------ Data supplied
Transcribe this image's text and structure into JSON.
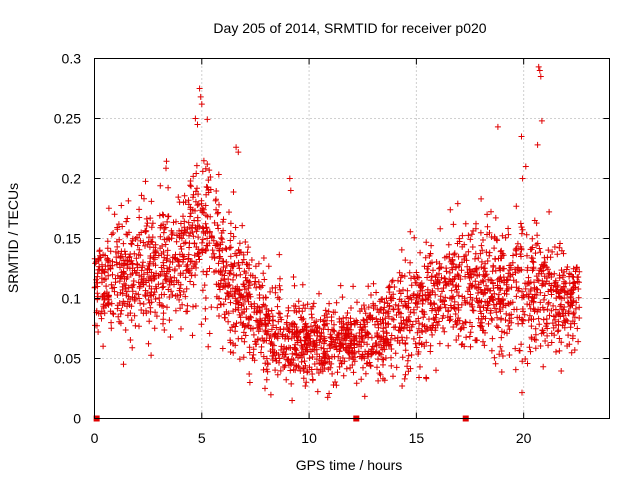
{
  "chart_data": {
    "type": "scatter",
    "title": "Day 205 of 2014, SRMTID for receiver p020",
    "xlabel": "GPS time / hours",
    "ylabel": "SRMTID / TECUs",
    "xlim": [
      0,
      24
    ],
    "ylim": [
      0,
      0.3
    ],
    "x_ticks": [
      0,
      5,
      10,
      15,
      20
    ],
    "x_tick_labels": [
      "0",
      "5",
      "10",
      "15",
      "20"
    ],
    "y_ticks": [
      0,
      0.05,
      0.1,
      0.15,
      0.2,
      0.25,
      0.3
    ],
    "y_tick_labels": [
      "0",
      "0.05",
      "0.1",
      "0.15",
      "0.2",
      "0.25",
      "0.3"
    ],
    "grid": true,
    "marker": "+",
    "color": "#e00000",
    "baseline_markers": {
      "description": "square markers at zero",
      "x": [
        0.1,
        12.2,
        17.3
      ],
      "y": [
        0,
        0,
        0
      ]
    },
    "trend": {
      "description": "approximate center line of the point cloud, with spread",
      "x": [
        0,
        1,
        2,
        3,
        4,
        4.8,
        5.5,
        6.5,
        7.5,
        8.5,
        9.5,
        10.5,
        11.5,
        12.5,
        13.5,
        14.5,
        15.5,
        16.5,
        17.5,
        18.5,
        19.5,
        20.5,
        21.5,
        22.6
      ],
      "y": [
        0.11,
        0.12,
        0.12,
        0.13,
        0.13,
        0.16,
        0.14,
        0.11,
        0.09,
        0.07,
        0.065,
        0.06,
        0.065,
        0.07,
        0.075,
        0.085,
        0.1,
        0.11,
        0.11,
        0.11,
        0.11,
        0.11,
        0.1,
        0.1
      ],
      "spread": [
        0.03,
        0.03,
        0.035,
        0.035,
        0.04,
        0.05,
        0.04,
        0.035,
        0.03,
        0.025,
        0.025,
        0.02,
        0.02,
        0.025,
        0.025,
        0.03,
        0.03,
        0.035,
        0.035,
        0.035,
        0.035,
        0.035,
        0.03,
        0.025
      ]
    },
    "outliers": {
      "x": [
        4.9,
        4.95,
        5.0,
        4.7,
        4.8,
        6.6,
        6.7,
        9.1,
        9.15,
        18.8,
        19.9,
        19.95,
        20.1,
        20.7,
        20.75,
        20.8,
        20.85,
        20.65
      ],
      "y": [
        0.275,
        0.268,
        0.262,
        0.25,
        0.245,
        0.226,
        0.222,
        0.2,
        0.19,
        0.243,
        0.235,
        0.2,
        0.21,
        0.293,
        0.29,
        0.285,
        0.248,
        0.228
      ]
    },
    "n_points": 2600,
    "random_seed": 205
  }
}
------------
------ Data supplied
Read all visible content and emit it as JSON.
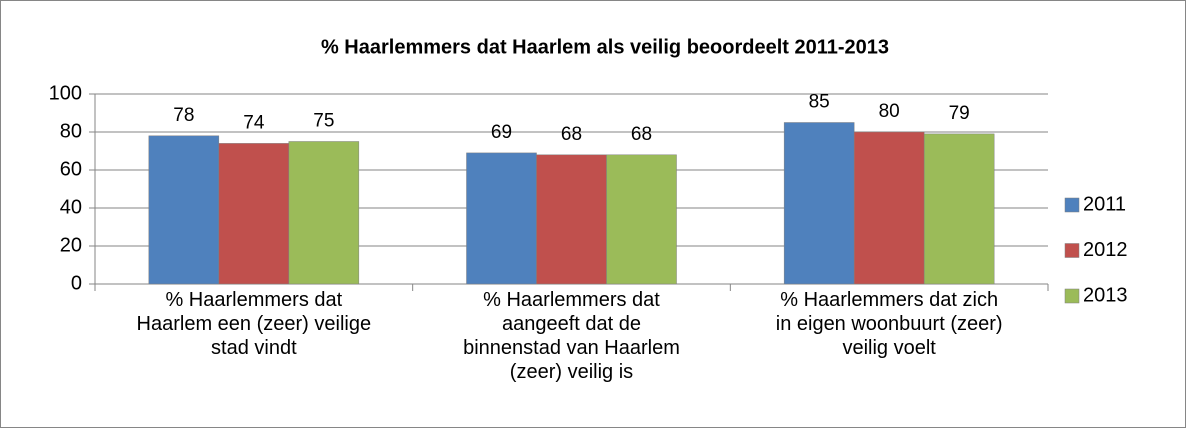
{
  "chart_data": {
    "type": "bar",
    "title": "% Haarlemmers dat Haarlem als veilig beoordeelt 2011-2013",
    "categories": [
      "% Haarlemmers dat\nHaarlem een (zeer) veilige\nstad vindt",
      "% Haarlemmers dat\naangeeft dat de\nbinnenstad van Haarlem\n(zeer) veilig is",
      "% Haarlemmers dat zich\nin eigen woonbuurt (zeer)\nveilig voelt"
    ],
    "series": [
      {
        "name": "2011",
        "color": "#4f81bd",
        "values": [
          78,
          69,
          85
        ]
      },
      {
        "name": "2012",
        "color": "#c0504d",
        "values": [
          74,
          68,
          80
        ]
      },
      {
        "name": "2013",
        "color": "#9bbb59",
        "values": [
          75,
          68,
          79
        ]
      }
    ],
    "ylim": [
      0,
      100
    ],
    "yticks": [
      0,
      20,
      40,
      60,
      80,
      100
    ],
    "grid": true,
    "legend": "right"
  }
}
------------
• Exercise brief:
Pull out every line of the records above that contains the word "zeer".

• Right answer:
      "% Haarlemmers dat\nHaarlem een (zeer) veilige\nstad vindt",
      "% Haarlemmers dat\naangeeft dat de\nbinnenstad van Haarlem\n(zeer) veilig is",
      "% Haarlemmers dat zich\nin eigen woonbuurt (zeer)\nveilig voelt"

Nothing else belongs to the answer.